RAW DATA.
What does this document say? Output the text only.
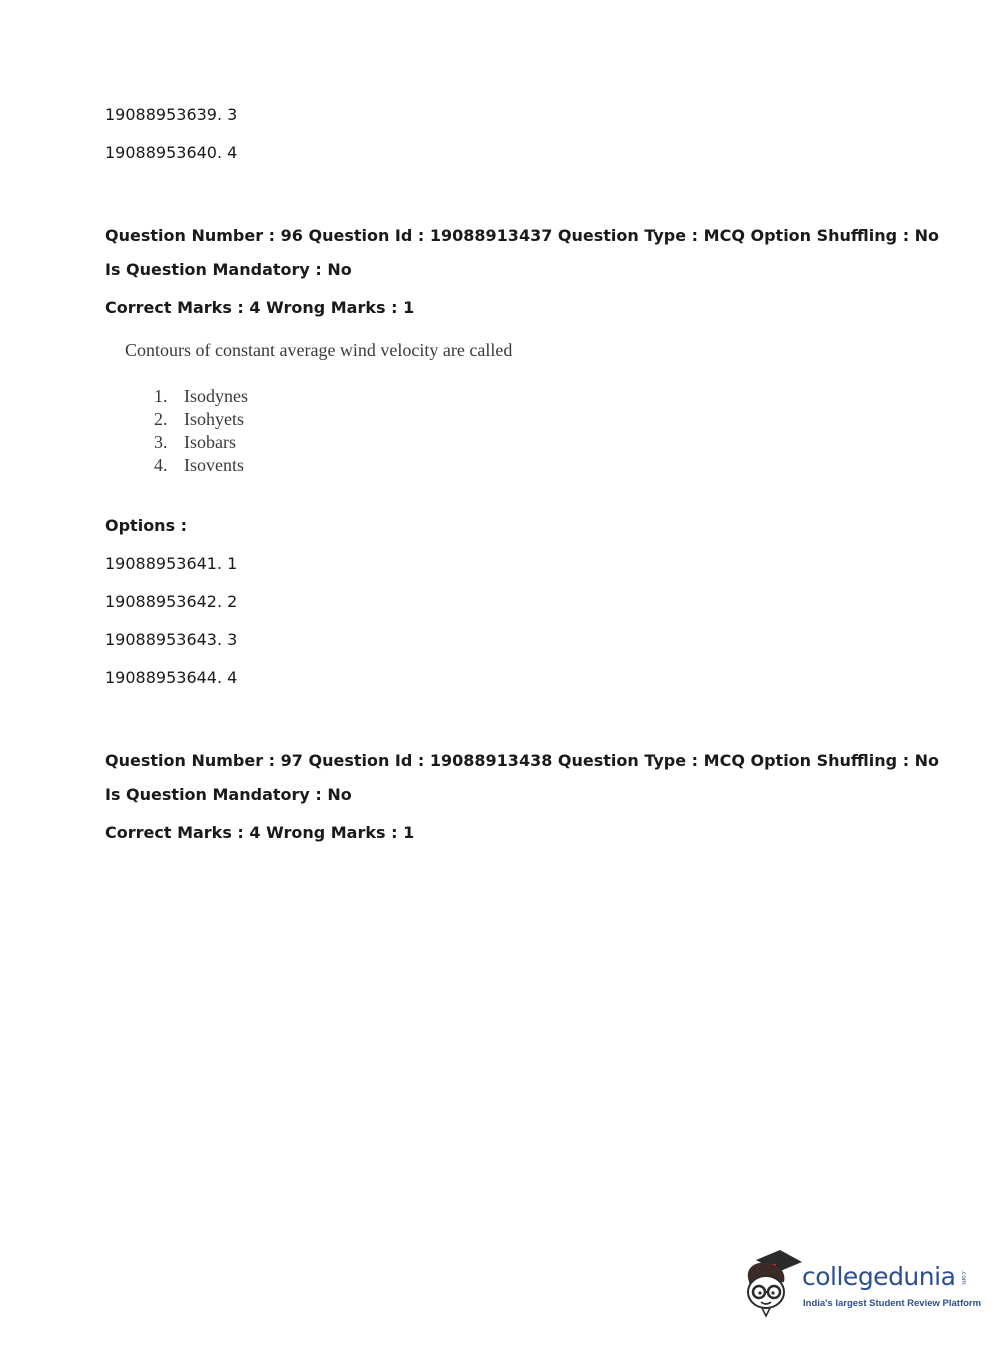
19088953639. 3
19088953640. 4
Question Number : 96 Question Id : 19088913437 Question Type : MCQ Option Shuffling : No
Is Question Mandatory : No
Correct Marks : 4 Wrong Marks : 1
Contours of constant average wind velocity are called
1. Isodynes
2. Isohyets
3. Isobars
4. Isovents
Options :
19088953641. 1
19088953642. 2
19088953643. 3
19088953644. 4
Question Number : 97 Question Id : 19088913438 Question Type : MCQ Option Shuffling : No
Is Question Mandatory : No
Correct Marks : 4 Wrong Marks : 1
collegedunia .com
India's largest Student Review Platform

TASK INSTRUCTIONS.
Omit every picture, and otherwise quote the entries exactly.

EXPECTED ANSWER.
What does this document say? Output the text only.
19088953639. 3
19088953640. 4
Question Number : 96 Question Id : 19088913437 Question Type : MCQ Option Shuffling : No
Is Question Mandatory : No
Correct Marks : 4 Wrong Marks : 1
Contours of constant average wind velocity are called
1. Isodynes
2. Isohyets
3. Isobars
4. Isovents
Options :
19088953641. 1
19088953642. 2
19088953643. 3
19088953644. 4
Question Number : 97 Question Id : 19088913438 Question Type : MCQ Option Shuffling : No
Is Question Mandatory : No
Correct Marks : 4 Wrong Marks : 1
collegedunia .com
India's largest Student Review Platform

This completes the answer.